Exercise:
Word for word, repeat the lines of the records from the one containing "Read this page and output its text content." through the last line, both included.

Dataset entries:
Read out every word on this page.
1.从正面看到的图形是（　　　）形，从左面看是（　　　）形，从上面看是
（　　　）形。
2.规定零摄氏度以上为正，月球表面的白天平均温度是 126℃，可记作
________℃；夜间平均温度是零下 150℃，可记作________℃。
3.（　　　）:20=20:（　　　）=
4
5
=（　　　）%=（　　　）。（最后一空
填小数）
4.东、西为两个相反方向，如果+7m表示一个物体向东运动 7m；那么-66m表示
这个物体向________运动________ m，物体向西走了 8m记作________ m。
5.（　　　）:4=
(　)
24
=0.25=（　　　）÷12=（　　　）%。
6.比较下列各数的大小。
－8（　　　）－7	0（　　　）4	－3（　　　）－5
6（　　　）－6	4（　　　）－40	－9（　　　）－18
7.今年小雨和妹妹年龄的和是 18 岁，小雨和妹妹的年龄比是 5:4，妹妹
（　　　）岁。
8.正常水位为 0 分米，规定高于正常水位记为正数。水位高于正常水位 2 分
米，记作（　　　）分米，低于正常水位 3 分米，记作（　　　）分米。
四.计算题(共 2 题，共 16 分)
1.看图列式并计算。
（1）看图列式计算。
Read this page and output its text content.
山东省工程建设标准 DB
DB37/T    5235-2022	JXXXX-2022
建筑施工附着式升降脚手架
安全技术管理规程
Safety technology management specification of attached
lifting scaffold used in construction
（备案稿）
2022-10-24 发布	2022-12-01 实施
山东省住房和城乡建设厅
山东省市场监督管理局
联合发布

Task response:
Read this page and output its text content.
山东省工程建设标准 DB
DB37/T    5235-2022	JXXXX-2022
建筑施工附着式升降脚手架
安全技术管理规程
Safety technology management specification of attached
lifting scaffold used in construction
（备案稿）
2022-10-24 发布	2022-12-01 实施
山东省住房和城乡建设厅
山东省市场监督管理局
联合发布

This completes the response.